• Requirement: Can you give the rows between the line holding "- seg-braking: [148, 1002, 378, 1024]" and the line holding "- alert-icon: !: [457, 520, 491, 554]", inclusive, as a JSON list of strings, one string per line and blank lines left out?

• Supplied data:
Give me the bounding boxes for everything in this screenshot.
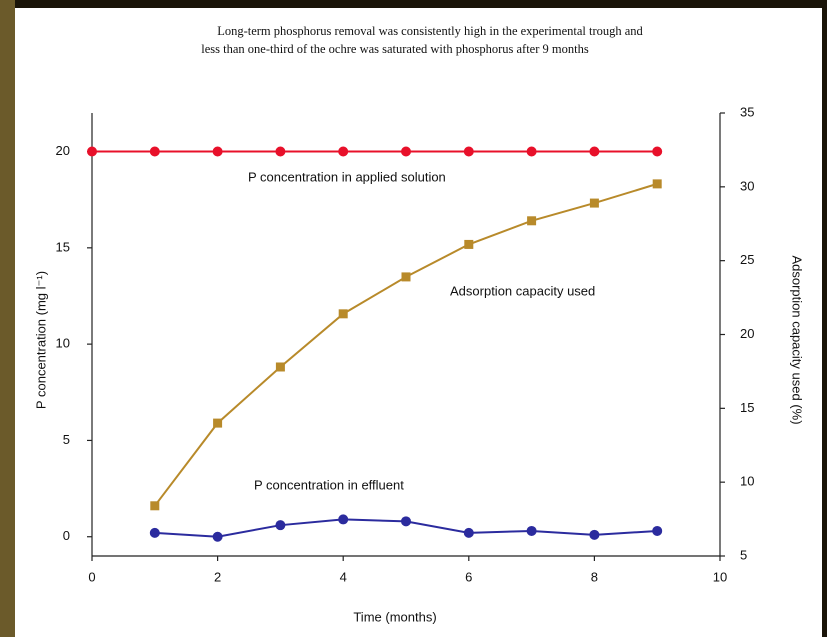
marker (150, 501, 160, 511)
marker (526, 146, 537, 157)
x-tick-label: 2 (214, 569, 221, 584)
marker (338, 309, 348, 319)
marker (275, 520, 286, 531)
title-line: less than one-third of the ochre was sat… (201, 42, 589, 56)
marker (87, 146, 97, 157)
marker (527, 216, 537, 226)
y2-tick-label: 15 (740, 400, 754, 415)
x-tick-label: 6 (465, 569, 472, 584)
y-tick-label: 0 (63, 528, 70, 543)
marker (338, 514, 349, 525)
x-tick-label: 4 (340, 569, 347, 584)
annotation: Adsorption capacity used (450, 283, 595, 298)
marker (275, 362, 285, 372)
left-border (0, 0, 15, 637)
marker (212, 146, 223, 157)
marker (149, 527, 160, 538)
marker (338, 146, 349, 157)
y2-tick-label: 5 (740, 547, 747, 562)
marker (401, 146, 411, 157)
x-tick-label: 10 (713, 569, 727, 584)
marker (401, 272, 411, 282)
panel (15, 8, 822, 637)
marker (652, 146, 663, 157)
marker (526, 525, 537, 536)
marker (275, 146, 286, 157)
y2-tick-label: 25 (740, 252, 754, 267)
title-line: Long-term phosphorus removal was consist… (217, 24, 643, 38)
marker (464, 239, 474, 249)
marker (401, 516, 411, 527)
marker (589, 198, 599, 208)
marker (589, 146, 600, 157)
y-tick-label: 5 (63, 432, 70, 447)
y-tick-label: 20 (56, 143, 70, 158)
x-tick-label: 8 (591, 569, 598, 584)
y2-tick-label: 10 (740, 474, 754, 489)
y2-tick-label: 35 (740, 104, 754, 119)
x-axis-label: Time (months) (353, 609, 436, 624)
marker (463, 527, 474, 538)
y-tick-label: 15 (56, 239, 70, 254)
y2-tick-label: 20 (740, 326, 754, 341)
marker (652, 179, 662, 189)
marker (213, 418, 223, 428)
marker (149, 146, 160, 157)
marker (652, 525, 663, 536)
y-tick-label: 10 (56, 336, 70, 351)
annotation: P concentration in effluent (254, 477, 404, 492)
x-tick-label: 0 (88, 569, 95, 584)
marker (463, 146, 474, 157)
y2-tick-label: 30 (740, 178, 754, 193)
annotation: P concentration in applied solution (248, 169, 446, 184)
y2-axis-label: Adsorption capacity used (%) (790, 255, 805, 424)
marker (212, 531, 223, 542)
marker (589, 529, 600, 540)
y-axis-label: P concentration (mg l⁻¹) (33, 271, 48, 409)
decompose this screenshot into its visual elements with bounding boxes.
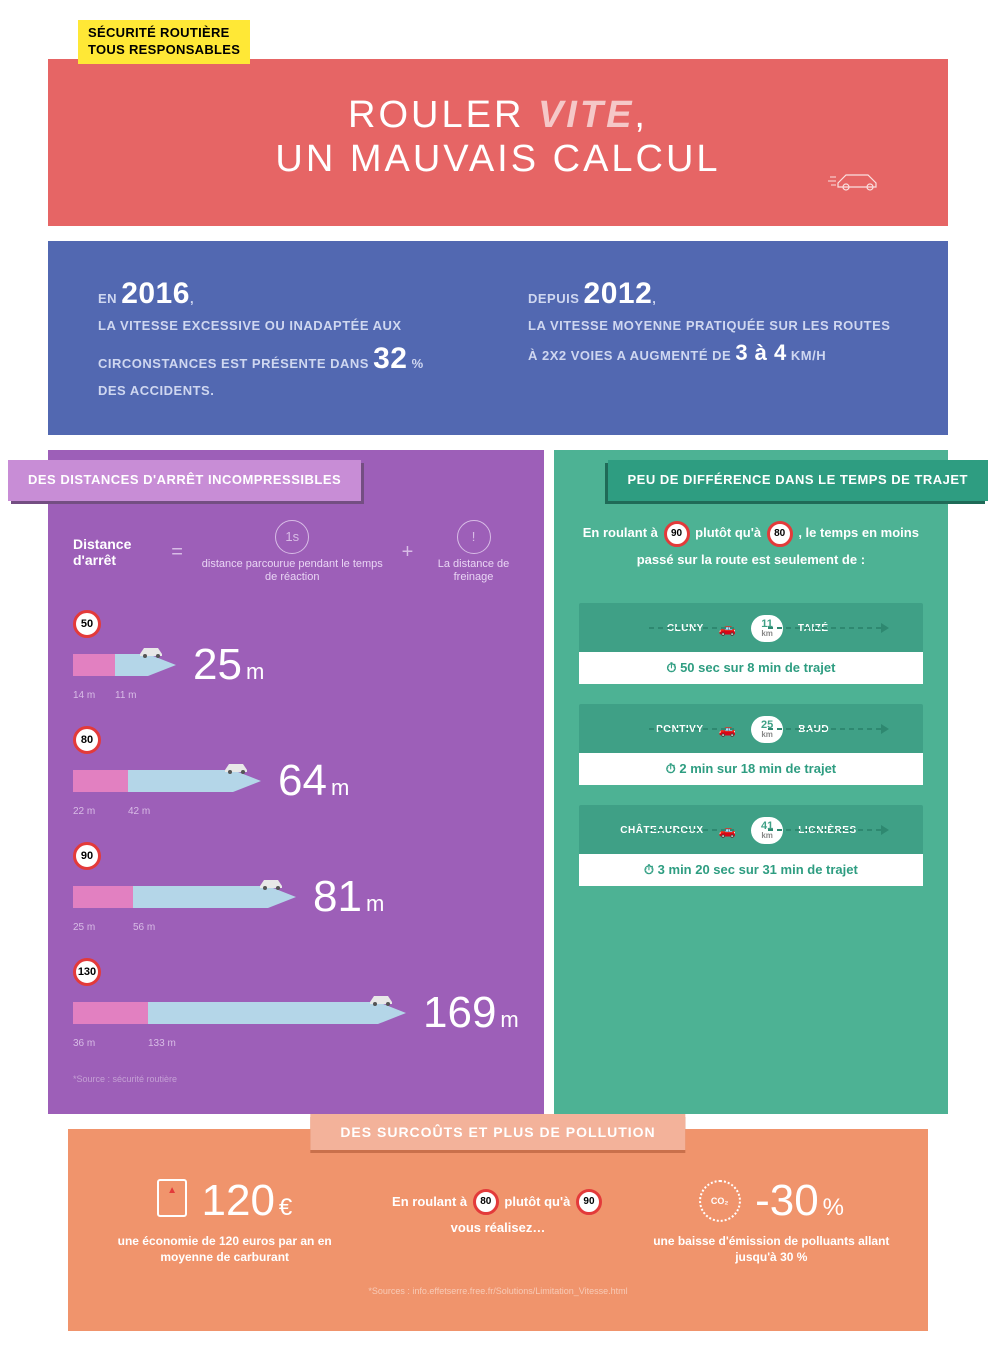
- seg-braking: [148, 1002, 378, 1024]
- car-tiny-icon: [136, 642, 166, 663]
- fuel-text: une économie de 120 euros par an en moye…: [98, 1233, 351, 1267]
- stat-3a4-value: 3 à 4: [735, 340, 786, 365]
- formula-reaction: 1s distance parcourue pendant le temps d…: [198, 520, 387, 584]
- ribbon-trips: PEU DE DIFFÉRENCE DANS LE TEMPS DE TRAJE…: [608, 460, 988, 501]
- car-tiny-icon: [366, 990, 396, 1011]
- speed-sign-50: 50: [73, 610, 101, 638]
- hero-word-vite: VITE: [538, 94, 634, 136]
- logo-line1: SÉCURITÉ ROUTIÈRE: [88, 25, 230, 40]
- hero-banner: ROULER VITE, UN MAUVAIS CALCUL: [48, 59, 948, 226]
- distance-row-80: 80 64m 22 m42 m: [73, 726, 519, 817]
- trip-cluny: CLUNY🚗11kmTAIZÉ50 sec sur 8 min de traje…: [579, 603, 923, 684]
- panel-trips: PEU DE DIFFÉRENCE DANS LE TEMPS DE TRAJE…: [554, 450, 948, 1113]
- stat-2012: DEPUIS 2012, LA VITESSE MOYENNE PRATIQUÉ…: [528, 271, 898, 400]
- trip-châteauroux: CHÂTEAUROUX🚗41kmLIGNIÈRES3 min 20 sec su…: [579, 805, 923, 886]
- panel-distances: DES DISTANCES D'ARRÊT INCOMPRESSIBLES Di…: [48, 450, 544, 1113]
- hero-title: ROULER VITE, UN MAUVAIS CALCUL: [78, 94, 918, 181]
- ribbon-costs: DES SURCOÛTS ET PLUS DE POLLUTION: [310, 1114, 685, 1150]
- seg-reaction: [73, 886, 133, 908]
- hero-word1: ROULER: [348, 94, 524, 136]
- formula-braking: ! La distance de freinage: [428, 520, 518, 584]
- brand-logo: SÉCURITÉ ROUTIÈRE TOUS RESPONSABLES: [78, 20, 250, 64]
- seg-reaction: [73, 1002, 148, 1024]
- stats-block: EN 2016, LA VITESSE EXCESSIVE OU INADAPT…: [48, 241, 948, 435]
- value-30: -30: [755, 1176, 819, 1225]
- car-tiny-icon: [221, 758, 251, 779]
- alert-icon: !: [457, 520, 491, 554]
- hero-line2: UN MAUVAIS CALCUL: [275, 138, 720, 180]
- ribbon-distances: DES DISTANCES D'ARRÊT INCOMPRESSIBLES: [8, 460, 361, 501]
- speed-sign-130: 130: [73, 958, 101, 986]
- speed-sign-80: 80: [767, 521, 793, 547]
- distance-sub-labels: 14 m11 m: [73, 690, 519, 701]
- distance-total: 81m: [313, 875, 384, 919]
- seg-reaction: [73, 770, 128, 792]
- distance-sub-labels: 22 m42 m: [73, 806, 519, 817]
- fuel-pump-icon: [157, 1179, 187, 1222]
- stat-32-value: 32: [373, 342, 407, 375]
- speed-sign-80b: 80: [473, 1189, 499, 1215]
- speed-sign-90b: 90: [576, 1189, 602, 1215]
- clock-icon: 1s: [275, 520, 309, 554]
- car-tiny-icon: [256, 874, 286, 895]
- stat-year-2016: 2016: [121, 277, 190, 310]
- distance-total: 25m: [193, 643, 264, 687]
- distance-sub-labels: 25 m56 m: [73, 922, 519, 933]
- seg-braking: [133, 886, 268, 908]
- cost-fuel: 120€ une économie de 120 euros par an en…: [98, 1179, 351, 1267]
- speed-sign-80: 80: [73, 726, 101, 754]
- stat-year-2012: 2012: [584, 277, 653, 310]
- distance-sub-labels: 36 m133 m: [73, 1038, 519, 1049]
- distance-row-50: 50 25m 14 m11 m: [73, 610, 519, 701]
- trip-saving: 50 sec sur 8 min de trajet: [579, 652, 923, 684]
- seg-reaction: [73, 654, 115, 676]
- trip-saving: 3 min 20 sec sur 31 min de trajet: [579, 854, 923, 886]
- value-120: 120: [202, 1176, 275, 1225]
- speed-sign-90: 90: [664, 521, 690, 547]
- car-icon: [828, 167, 888, 196]
- co2-text: une baisse d'émission de polluants allan…: [645, 1233, 898, 1267]
- distance-total: 169m: [423, 991, 519, 1035]
- trip-saving: 2 min sur 18 min de trajet: [579, 753, 923, 785]
- distance-row-90: 90 81m 25 m56 m: [73, 842, 519, 933]
- logo-line2: TOUS RESPONSABLES: [88, 42, 240, 57]
- source-note-purple: *Source : sécurité routière: [73, 1074, 519, 1084]
- panel-costs: DES SURCOÛTS ET PLUS DE POLLUTION 120€ u…: [68, 1129, 928, 1332]
- trips-intro: En roulant à 90 plutôt qu'à 80 , le temp…: [579, 520, 923, 573]
- stat-2016: EN 2016, LA VITESSE EXCESSIVE OU INADAPT…: [98, 271, 468, 400]
- source-note-orange: *Sources : info.effetserre.free.fr/Solut…: [98, 1286, 898, 1296]
- cost-co2: CO₂ -30% une baisse d'émission de pollua…: [645, 1179, 898, 1267]
- seg-braking: [128, 770, 233, 792]
- speed-sign-90: 90: [73, 842, 101, 870]
- distance-row-130: 130 169m 36 m133 m: [73, 958, 519, 1049]
- distance-total: 64m: [278, 759, 349, 803]
- cost-intro: En roulant à 80 plutôt qu'à 90 vous réal…: [371, 1179, 624, 1242]
- trip-pontivy: PONTIVY🚗25kmBAUD2 min sur 18 min de traj…: [579, 704, 923, 785]
- distance-formula: Distance d'arrêt = 1s distance parcourue…: [73, 520, 519, 584]
- co2-icon: CO₂: [699, 1180, 741, 1222]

• The output:
[
  "- seg-braking: [148, 1002, 378, 1024]",
  "- car-tiny-icon: [136, 642, 166, 663]",
  "- fuel-text: une économie de 120 euros par an en moye…: [98, 1233, 351, 1267]",
  "- stat-3a4-value: 3 à 4: [735, 340, 786, 365]",
  "- formula-reaction: 1s distance parcourue pendant le temps d…: [198, 520, 387, 584]",
  "- ribbon-trips: PEU DE DIFFÉRENCE DANS LE TEMPS DE TRAJE…: [608, 460, 988, 501]",
  "- car-tiny-icon: [366, 990, 396, 1011]",
  "- speed-sign-50: 50: [73, 610, 101, 638]",
  "- hero-word-vite: VITE: [538, 94, 634, 136]",
  "- logo-line1: SÉCURITÉ ROUTIÈRE: [88, 25, 230, 40]",
  "- hero-banner: ROULER VITE, UN MAUVAIS CALCUL: [48, 59, 948, 226]",
  "- distance-row-80: 80 64m 22 m42 m: [73, 726, 519, 817]",
  "- trip-cluny: CLUNY🚗11kmTAIZÉ50 sec sur 8 min de traje…: [579, 603, 923, 684]",
  "- panel-trips: PEU DE DIFFÉRENCE DANS LE TEMPS DE TRAJE…: [554, 450, 948, 1113]",
  "- stat-2012: DEPUIS 2012, LA VITESSE MOYENNE PRATIQUÉ…: [528, 271, 898, 400]",
  "- trip-châteauroux: CHÂTEAUROUX🚗41kmLIGNIÈRES3 min 20 sec su…: [579, 805, 923, 886]",
  "- panel-distances: DES DISTANCES D'ARRÊT INCOMPRESSIBLES Di…: [48, 450, 544, 1113]",
  "- hero-title: ROULER VITE, UN MAUVAIS CALCUL: [78, 94, 918, 181]",
  "- ribbon-costs: DES SURCOÛTS ET PLUS DE POLLUTION: [310, 1114, 685, 1150]",
  "- seg-reaction: [73, 886, 133, 908]",
  "- hero-word1: ROULER: [348, 94, 524, 136]",
  "- formula-braking: ! La distance de freinage: [428, 520, 518, 584]",
  "- brand-logo: SÉCURITÉ ROUTIÈRE TOUS RESPONSABLES: [78, 20, 250, 64]",
  "- seg-reaction: [73, 1002, 148, 1024]",
  "- stats-block: EN 2016, LA VITESSE EXCESSIVE OU INADAPT…: [48, 241, 948, 435]",
  "- value-30: -30: [755, 1176, 819, 1225]",
  "- car-tiny-icon: [221, 758, 251, 779]",
  "- alert-icon: !: [457, 520, 491, 554]"
]